WHAT IS BEING ASKED —
Exclude all pictures, then copy each of the records exactly as written.
— START OF DATASET EXTRACT —
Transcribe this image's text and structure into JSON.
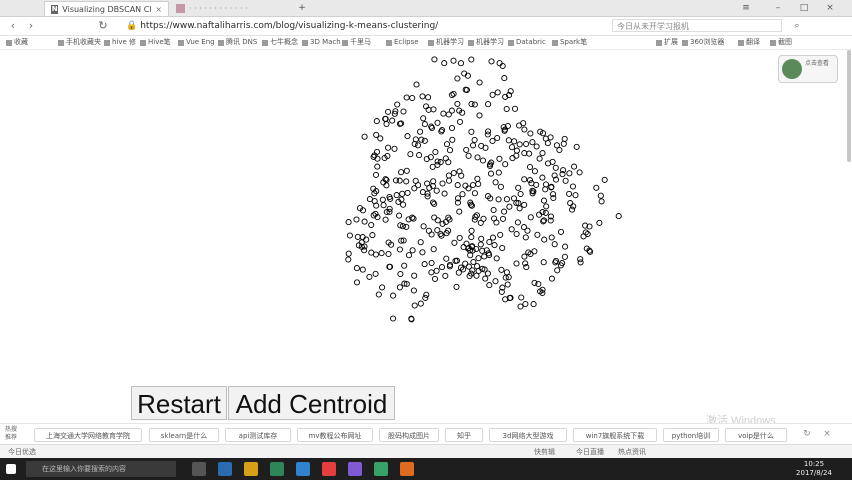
{
  "browser": {
    "tabs": [
      {
        "label": "Visualizing DBSCAN Cluster",
        "favicon": "N",
        "active": true
      },
      {
        "label": "· · · · · · · · · · · ·",
        "active": false
      }
    ],
    "url": "https://www.naftaliharris.com/blog/visualizing-k-means-clustering/",
    "search_placeholder": "今日从未开学习报机",
    "bookmarks": [
      "收藏",
      "手机收藏夹",
      "hive 修",
      "Hive笔",
      "Vue Eng",
      "腾讯 DNS",
      "七牛概念",
      "3D Mach",
      "千里马",
      "Eclipse",
      "机器学习",
      "机器学习",
      "Databric",
      "Spark笔",
      "扩展",
      "360浏览器",
      "翻译",
      "截图"
    ],
    "side_widget_label": "点击查看"
  },
  "actions": {
    "restart_label": "Restart",
    "add_centroid_label": "Add Centroid"
  },
  "watermark": "激活 Windows",
  "hot_search": {
    "label": "热搜推荐",
    "items": [
      "上海交通大学网络教育学院",
      "sklearn是什么",
      "api测试库存",
      "mv教程公布网址",
      "股码构成图片",
      "知乎",
      "3d网络大型游戏",
      "win7旗舰系统下载",
      "python培训",
      "voip是什么"
    ]
  },
  "status_bar": {
    "left": "今日优选",
    "items": [
      "快剪辑",
      "今日直播",
      "热点资讯"
    ]
  },
  "taskbar": {
    "search_placeholder": "在这里输入你要搜索的内容",
    "time": "10:25",
    "date": "2017/8/24"
  },
  "scatter": {
    "point_count": 480,
    "point_style": "hollow black circles"
  }
}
— END OF DATASET EXTRACT —
EXERCISE RESULT —
Transcribe this image's text and structure into JSON.
{
  "browser": {
    "tabs": [
      {
        "label": "Visualizing DBSCAN Cluster",
        "favicon": "N",
        "active": true
      },
      {
        "label": "· · · · · · · · · · · ·",
        "active": false
      }
    ],
    "url": "https://www.naftaliharris.com/blog/visualizing-k-means-clustering/",
    "search_placeholder": "今日从未开学习报机",
    "bookmarks": [
      "收藏",
      "手机收藏夹",
      "hive 修",
      "Hive笔",
      "Vue Eng",
      "腾讯 DNS",
      "七牛概念",
      "3D Mach",
      "千里马",
      "Eclipse",
      "机器学习",
      "机器学习",
      "Databric",
      "Spark笔",
      "扩展",
      "360浏览器",
      "翻译",
      "截图"
    ],
    "side_widget_label": "点击查看"
  },
  "actions": {
    "restart_label": "Restart",
    "add_centroid_label": "Add Centroid"
  },
  "watermark": "激活 Windows",
  "hot_search": {
    "label": "热搜推荐",
    "items": [
      "上海交通大学网络教育学院",
      "sklearn是什么",
      "api测试库存",
      "mv教程公布网址",
      "股码构成图片",
      "知乎",
      "3d网络大型游戏",
      "win7旗舰系统下载",
      "python培训",
      "voip是什么"
    ]
  },
  "status_bar": {
    "left": "今日优选",
    "items": [
      "快剪辑",
      "今日直播",
      "热点资讯"
    ]
  },
  "taskbar": {
    "search_placeholder": "在这里输入你要搜索的内容",
    "time": "10:25",
    "date": "2017/8/24"
  },
  "scatter": {
    "point_count": 480,
    "point_style": "hollow black circles"
  }
}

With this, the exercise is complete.